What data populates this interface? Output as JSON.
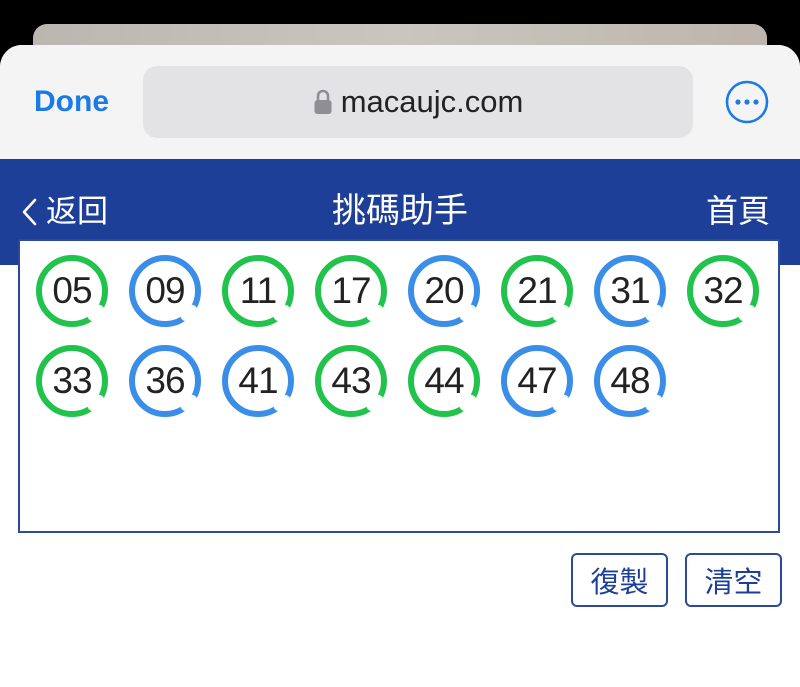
{
  "browser": {
    "done_label": "Done",
    "url": "macaujc.com"
  },
  "nav": {
    "back_label": "返回",
    "title": "挑碼助手",
    "home_label": "首頁"
  },
  "balls": [
    {
      "number": "05",
      "color": "green"
    },
    {
      "number": "09",
      "color": "blue"
    },
    {
      "number": "11",
      "color": "green"
    },
    {
      "number": "17",
      "color": "green"
    },
    {
      "number": "20",
      "color": "blue"
    },
    {
      "number": "21",
      "color": "green"
    },
    {
      "number": "31",
      "color": "blue"
    },
    {
      "number": "32",
      "color": "green"
    },
    {
      "number": "33",
      "color": "green"
    },
    {
      "number": "36",
      "color": "blue"
    },
    {
      "number": "41",
      "color": "blue"
    },
    {
      "number": "43",
      "color": "green"
    },
    {
      "number": "44",
      "color": "green"
    },
    {
      "number": "47",
      "color": "blue"
    },
    {
      "number": "48",
      "color": "blue"
    }
  ],
  "actions": {
    "copy_label": "復製",
    "clear_label": "清空"
  },
  "colors": {
    "nav_bg": "#1d3f97",
    "link_blue": "#1a7ae6",
    "ball_green": "#22c34c",
    "ball_blue": "#3b8ee8"
  }
}
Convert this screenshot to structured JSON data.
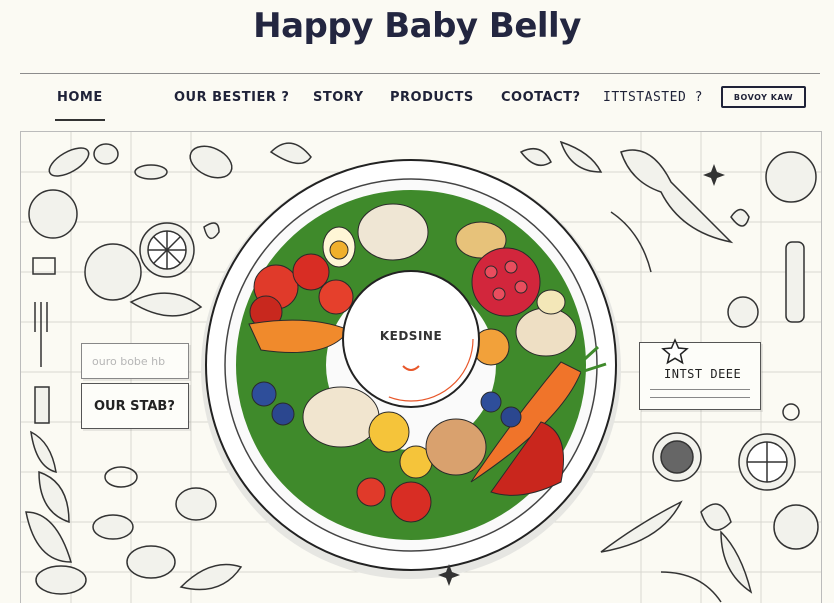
{
  "header": {
    "title": "Happy Baby Belly"
  },
  "nav": {
    "items": [
      {
        "label": "HOME"
      },
      {
        "label": "OUR BESTIER ?"
      },
      {
        "label": "STORY"
      },
      {
        "label": "PRODUCTS"
      },
      {
        "label": "COOTACT?"
      },
      {
        "label": "ITTSTASTED ?"
      }
    ],
    "button_label": "BOVOY KAW"
  },
  "hero": {
    "plate_label": "KEDSINE",
    "card_faded_text": "ouro bobe hb",
    "card_left_label": "OUR STAB?",
    "card_right_label": "INTST DEEE"
  },
  "colors": {
    "title": "#232640",
    "background": "#fbfaf3",
    "accent": "#e8572a"
  }
}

◇ ◇ ◇ ◇ ◇

▸ **WHAT THE TASK REQUIRES**
Select every line of the material above holding the word "JSON" and copy it.

▸ **RESULT OF THIS EXERCISE**
What data populates this interface? Output as JSON.
Convert this screenshot to structured JSON data.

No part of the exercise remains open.